Write out every record below exactly as it appears.

_Exercise inputs:_

+ + + +

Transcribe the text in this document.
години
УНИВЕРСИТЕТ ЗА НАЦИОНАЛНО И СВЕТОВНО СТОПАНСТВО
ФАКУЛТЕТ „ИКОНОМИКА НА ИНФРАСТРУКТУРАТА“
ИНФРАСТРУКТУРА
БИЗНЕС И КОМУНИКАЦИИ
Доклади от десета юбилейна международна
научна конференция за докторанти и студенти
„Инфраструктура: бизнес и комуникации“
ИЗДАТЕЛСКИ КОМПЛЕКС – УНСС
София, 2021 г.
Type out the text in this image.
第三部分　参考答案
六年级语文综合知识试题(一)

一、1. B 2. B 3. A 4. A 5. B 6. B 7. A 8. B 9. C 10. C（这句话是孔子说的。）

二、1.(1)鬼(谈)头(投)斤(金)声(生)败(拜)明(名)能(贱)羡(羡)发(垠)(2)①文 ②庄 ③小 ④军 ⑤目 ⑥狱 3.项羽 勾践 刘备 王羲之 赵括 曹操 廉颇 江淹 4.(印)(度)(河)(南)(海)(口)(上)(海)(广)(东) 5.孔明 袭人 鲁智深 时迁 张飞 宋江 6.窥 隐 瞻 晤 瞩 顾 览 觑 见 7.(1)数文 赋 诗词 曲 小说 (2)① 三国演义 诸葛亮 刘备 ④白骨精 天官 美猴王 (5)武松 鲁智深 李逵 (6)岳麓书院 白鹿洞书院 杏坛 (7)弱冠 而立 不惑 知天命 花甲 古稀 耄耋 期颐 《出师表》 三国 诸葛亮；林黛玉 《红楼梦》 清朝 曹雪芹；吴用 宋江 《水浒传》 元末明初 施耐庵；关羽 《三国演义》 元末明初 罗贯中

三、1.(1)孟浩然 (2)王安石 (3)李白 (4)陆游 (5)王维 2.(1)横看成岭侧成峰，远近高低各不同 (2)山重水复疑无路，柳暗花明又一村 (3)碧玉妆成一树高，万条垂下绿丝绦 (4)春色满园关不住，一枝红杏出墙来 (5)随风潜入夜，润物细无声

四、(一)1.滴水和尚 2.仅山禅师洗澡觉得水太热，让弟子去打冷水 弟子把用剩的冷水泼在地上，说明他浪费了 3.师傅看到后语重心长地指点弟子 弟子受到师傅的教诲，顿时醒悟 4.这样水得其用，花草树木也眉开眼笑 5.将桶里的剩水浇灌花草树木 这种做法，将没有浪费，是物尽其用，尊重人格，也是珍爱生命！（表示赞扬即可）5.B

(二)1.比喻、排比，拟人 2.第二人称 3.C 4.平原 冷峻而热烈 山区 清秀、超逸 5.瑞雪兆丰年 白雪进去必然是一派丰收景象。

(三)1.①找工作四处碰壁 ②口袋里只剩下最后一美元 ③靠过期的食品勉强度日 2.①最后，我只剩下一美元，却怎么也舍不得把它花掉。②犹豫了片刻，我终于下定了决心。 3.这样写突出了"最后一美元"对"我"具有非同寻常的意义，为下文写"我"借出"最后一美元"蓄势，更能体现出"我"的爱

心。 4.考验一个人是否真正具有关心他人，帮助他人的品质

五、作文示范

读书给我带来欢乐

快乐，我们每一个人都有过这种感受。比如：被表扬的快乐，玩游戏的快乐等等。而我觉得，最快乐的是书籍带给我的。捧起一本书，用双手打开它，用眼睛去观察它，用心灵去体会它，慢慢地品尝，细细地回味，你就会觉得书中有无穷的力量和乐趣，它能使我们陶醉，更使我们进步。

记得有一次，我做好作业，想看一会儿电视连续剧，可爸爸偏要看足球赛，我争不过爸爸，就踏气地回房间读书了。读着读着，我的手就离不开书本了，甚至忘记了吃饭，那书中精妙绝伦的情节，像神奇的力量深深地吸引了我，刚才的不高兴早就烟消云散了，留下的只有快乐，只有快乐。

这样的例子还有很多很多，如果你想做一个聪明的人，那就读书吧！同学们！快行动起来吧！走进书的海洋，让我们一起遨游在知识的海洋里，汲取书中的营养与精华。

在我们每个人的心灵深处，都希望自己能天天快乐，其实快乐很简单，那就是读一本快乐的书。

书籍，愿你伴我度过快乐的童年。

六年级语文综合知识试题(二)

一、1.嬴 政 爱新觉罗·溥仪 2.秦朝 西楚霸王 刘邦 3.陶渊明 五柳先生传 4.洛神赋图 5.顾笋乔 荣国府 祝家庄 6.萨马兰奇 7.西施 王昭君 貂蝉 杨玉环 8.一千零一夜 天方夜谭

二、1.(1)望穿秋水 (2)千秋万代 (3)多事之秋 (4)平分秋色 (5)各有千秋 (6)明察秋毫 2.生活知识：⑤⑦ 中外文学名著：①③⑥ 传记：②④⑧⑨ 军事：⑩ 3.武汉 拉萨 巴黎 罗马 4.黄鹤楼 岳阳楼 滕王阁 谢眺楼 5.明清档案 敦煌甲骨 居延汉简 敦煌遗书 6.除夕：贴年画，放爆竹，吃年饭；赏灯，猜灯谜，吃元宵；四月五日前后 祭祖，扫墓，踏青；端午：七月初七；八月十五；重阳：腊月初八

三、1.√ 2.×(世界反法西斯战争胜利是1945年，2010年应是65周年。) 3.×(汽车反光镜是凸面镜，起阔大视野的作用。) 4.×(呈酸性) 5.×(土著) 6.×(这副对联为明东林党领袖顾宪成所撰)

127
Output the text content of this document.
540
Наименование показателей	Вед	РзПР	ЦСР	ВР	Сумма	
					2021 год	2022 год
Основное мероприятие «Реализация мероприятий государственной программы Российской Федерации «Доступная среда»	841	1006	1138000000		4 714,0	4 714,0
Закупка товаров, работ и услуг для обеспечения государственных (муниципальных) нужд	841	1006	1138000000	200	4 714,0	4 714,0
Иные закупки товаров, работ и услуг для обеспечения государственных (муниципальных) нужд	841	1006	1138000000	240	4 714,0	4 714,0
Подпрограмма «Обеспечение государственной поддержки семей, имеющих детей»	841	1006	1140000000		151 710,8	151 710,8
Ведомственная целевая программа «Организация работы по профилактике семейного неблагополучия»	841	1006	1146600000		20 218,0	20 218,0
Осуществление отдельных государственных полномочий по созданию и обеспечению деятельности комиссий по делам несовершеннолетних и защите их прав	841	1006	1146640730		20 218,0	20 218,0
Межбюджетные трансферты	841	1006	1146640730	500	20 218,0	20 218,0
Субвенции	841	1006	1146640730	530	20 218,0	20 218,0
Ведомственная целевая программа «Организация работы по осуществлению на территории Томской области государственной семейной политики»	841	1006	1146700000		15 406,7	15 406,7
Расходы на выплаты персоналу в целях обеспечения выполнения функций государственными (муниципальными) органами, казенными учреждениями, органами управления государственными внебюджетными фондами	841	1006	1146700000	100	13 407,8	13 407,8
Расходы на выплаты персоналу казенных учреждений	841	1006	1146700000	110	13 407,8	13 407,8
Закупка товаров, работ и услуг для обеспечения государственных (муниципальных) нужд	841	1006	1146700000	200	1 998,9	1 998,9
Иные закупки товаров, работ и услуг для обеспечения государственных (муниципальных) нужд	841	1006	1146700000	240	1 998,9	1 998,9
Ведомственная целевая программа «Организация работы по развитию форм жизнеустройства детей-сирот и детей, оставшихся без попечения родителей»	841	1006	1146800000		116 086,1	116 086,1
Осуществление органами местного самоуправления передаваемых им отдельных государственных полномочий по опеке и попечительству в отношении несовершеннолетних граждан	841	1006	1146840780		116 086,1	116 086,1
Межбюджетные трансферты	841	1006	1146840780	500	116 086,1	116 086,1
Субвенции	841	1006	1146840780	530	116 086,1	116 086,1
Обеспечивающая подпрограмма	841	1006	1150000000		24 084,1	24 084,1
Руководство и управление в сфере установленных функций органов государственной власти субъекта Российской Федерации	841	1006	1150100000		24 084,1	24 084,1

+ + + +

_Finished answer:_
Transcribe the text in this document.
години
УНИВЕРСИТЕТ ЗА НАЦИОНАЛНО И СВЕТОВНО СТОПАНСТВО
ФАКУЛТЕТ „ИКОНОМИКА НА ИНФРАСТРУКТУРАТА“
ИНФРАСТРУКТУРА
БИЗНЕС И КОМУНИКАЦИИ
Доклади от десета юбилейна международна
научна конференция за докторанти и студенти
„Инфраструктура: бизнес и комуникации“
ИЗДАТЕЛСКИ КОМПЛЕКС – УНСС
София, 2021 г.
Type out the text in this image.
第三部分　参考答案
六年级语文综合知识试题(一)

一、1. B 2. B 3. A 4. A 5. B 6. B 7. A 8. B 9. C 10. C（这句话是孔子说的。）

二、1.(1)鬼(谈)头(投)斤(金)声(生)败(拜)明(名)能(贱)羡(羡)发(垠)(2)①文 ②庄 ③小 ④军 ⑤目 ⑥狱 3.项羽 勾践 刘备 王羲之 赵括 曹操 廉颇 江淹 4.(印)(度)(河)(南)(海)(口)(上)(海)(广)(东) 5.孔明 袭人 鲁智深 时迁 张飞 宋江 6.窥 隐 瞻 晤 瞩 顾 览 觑 见 7.(1)数文 赋 诗词 曲 小说 (2)① 三国演义 诸葛亮 刘备 ④白骨精 天官 美猴王 (5)武松 鲁智深 李逵 (6)岳麓书院 白鹿洞书院 杏坛 (7)弱冠 而立 不惑 知天命 花甲 古稀 耄耋 期颐 《出师表》 三国 诸葛亮；林黛玉 《红楼梦》 清朝 曹雪芹；吴用 宋江 《水浒传》 元末明初 施耐庵；关羽 《三国演义》 元末明初 罗贯中

三、1.(1)孟浩然 (2)王安石 (3)李白 (4)陆游 (5)王维 2.(1)横看成岭侧成峰，远近高低各不同 (2)山重水复疑无路，柳暗花明又一村 (3)碧玉妆成一树高，万条垂下绿丝绦 (4)春色满园关不住，一枝红杏出墙来 (5)随风潜入夜，润物细无声

四、(一)1.滴水和尚 2.仅山禅师洗澡觉得水太热，让弟子去打冷水 弟子把用剩的冷水泼在地上，说明他浪费了 3.师傅看到后语重心长地指点弟子 弟子受到师傅的教诲，顿时醒悟 4.这样水得其用，花草树木也眉开眼笑 5.将桶里的剩水浇灌花草树木 这种做法，将没有浪费，是物尽其用，尊重人格，也是珍爱生命！（表示赞扬即可）5.B

(二)1.比喻、排比，拟人 2.第二人称 3.C 4.平原 冷峻而热烈 山区 清秀、超逸 5.瑞雪兆丰年 白雪进去必然是一派丰收景象。

(三)1.①找工作四处碰壁 ②口袋里只剩下最后一美元 ③靠过期的食品勉强度日 2.①最后，我只剩下一美元，却怎么也舍不得把它花掉。②犹豫了片刻，我终于下定了决心。 3.这样写突出了"最后一美元"对"我"具有非同寻常的意义，为下文写"我"借出"最后一美元"蓄势，更能体现出"我"的爱

心。 4.考验一个人是否真正具有关心他人，帮助他人的品质

五、作文示范

读书给我带来欢乐

快乐，我们每一个人都有过这种感受。比如：被表扬的快乐，玩游戏的快乐等等。而我觉得，最快乐的是书籍带给我的。捧起一本书，用双手打开它，用眼睛去观察它，用心灵去体会它，慢慢地品尝，细细地回味，你就会觉得书中有无穷的力量和乐趣，它能使我们陶醉，更使我们进步。

记得有一次，我做好作业，想看一会儿电视连续剧，可爸爸偏要看足球赛，我争不过爸爸，就踏气地回房间读书了。读着读着，我的手就离不开书本了，甚至忘记了吃饭，那书中精妙绝伦的情节，像神奇的力量深深地吸引了我，刚才的不高兴早就烟消云散了，留下的只有快乐，只有快乐。

这样的例子还有很多很多，如果你想做一个聪明的人，那就读书吧！同学们！快行动起来吧！走进书的海洋，让我们一起遨游在知识的海洋里，汲取书中的营养与精华。

在我们每个人的心灵深处，都希望自己能天天快乐，其实快乐很简单，那就是读一本快乐的书。

书籍，愿你伴我度过快乐的童年。

六年级语文综合知识试题(二)

一、1.嬴 政 爱新觉罗·溥仪 2.秦朝 西楚霸王 刘邦 3.陶渊明 五柳先生传 4.洛神赋图 5.顾笋乔 荣国府 祝家庄 6.萨马兰奇 7.西施 王昭君 貂蝉 杨玉环 8.一千零一夜 天方夜谭

二、1.(1)望穿秋水 (2)千秋万代 (3)多事之秋 (4)平分秋色 (5)各有千秋 (6)明察秋毫 2.生活知识：⑤⑦ 中外文学名著：①③⑥ 传记：②④⑧⑨ 军事：⑩ 3.武汉 拉萨 巴黎 罗马 4.黄鹤楼 岳阳楼 滕王阁 谢眺楼 5.明清档案 敦煌甲骨 居延汉简 敦煌遗书 6.除夕：贴年画，放爆竹，吃年饭；赏灯，猜灯谜，吃元宵；四月五日前后 祭祖，扫墓，踏青；端午：七月初七；八月十五；重阳：腊月初八

三、1.√ 2.×(世界反法西斯战争胜利是1945年，2010年应是65周年。) 3.×(汽车反光镜是凸面镜，起阔大视野的作用。) 4.×(呈酸性) 5.×(土著) 6.×(这副对联为明东林党领袖顾宪成所撰)

127
Output the text content of this document.
540
Наименование показателей	Вед	РзПР	ЦСР	ВР	Сумма	
					2021 год	2022 год
Основное мероприятие «Реализация мероприятий государственной программы Российской Федерации «Доступная среда»	841	1006	1138000000		4 714,0	4 714,0
Закупка товаров, работ и услуг для обеспечения государственных (муниципальных) нужд	841	1006	1138000000	200	4 714,0	4 714,0
Иные закупки товаров, работ и услуг для обеспечения государственных (муниципальных) нужд	841	1006	1138000000	240	4 714,0	4 714,0
Подпрограмма «Обеспечение государственной поддержки семей, имеющих детей»	841	1006	1140000000		151 710,8	151 710,8
Ведомственная целевая программа «Организация работы по профилактике семейного неблагополучия»	841	1006	1146600000		20 218,0	20 218,0
Осуществление отдельных государственных полномочий по созданию и обеспечению деятельности комиссий по делам несовершеннолетних и защите их прав	841	1006	1146640730		20 218,0	20 218,0
Межбюджетные трансферты	841	1006	1146640730	500	20 218,0	20 218,0
Субвенции	841	1006	1146640730	530	20 218,0	20 218,0
Ведомственная целевая программа «Организация работы по осуществлению на территории Томской области государственной семейной политики»	841	1006	1146700000		15 406,7	15 406,7
Расходы на выплаты персоналу в целях обеспечения выполнения функций государственными (муниципальными) органами, казенными учреждениями, органами управления государственными внебюджетными фондами	841	1006	1146700000	100	13 407,8	13 407,8
Расходы на выплаты персоналу казенных учреждений	841	1006	1146700000	110	13 407,8	13 407,8
Закупка товаров, работ и услуг для обеспечения государственных (муниципальных) нужд	841	1006	1146700000	200	1 998,9	1 998,9
Иные закупки товаров, работ и услуг для обеспечения государственных (муниципальных) нужд	841	1006	1146700000	240	1 998,9	1 998,9
Ведомственная целевая программа «Организация работы по развитию форм жизнеустройства детей-сирот и детей, оставшихся без попечения родителей»	841	1006	1146800000		116 086,1	116 086,1
Осуществление органами местного самоуправления передаваемых им отдельных государственных полномочий по опеке и попечительству в отношении несовершеннолетних граждан	841	1006	1146840780		116 086,1	116 086,1
Межбюджетные трансферты	841	1006	1146840780	500	116 086,1	116 086,1
Субвенции	841	1006	1146840780	530	116 086,1	116 086,1
Обеспечивающая подпрограмма	841	1006	1150000000		24 084,1	24 084,1
Руководство и управление в сфере установленных функций органов государственной власти субъекта Российской Федерации	841	1006	1150100000		24 084,1	24 084,1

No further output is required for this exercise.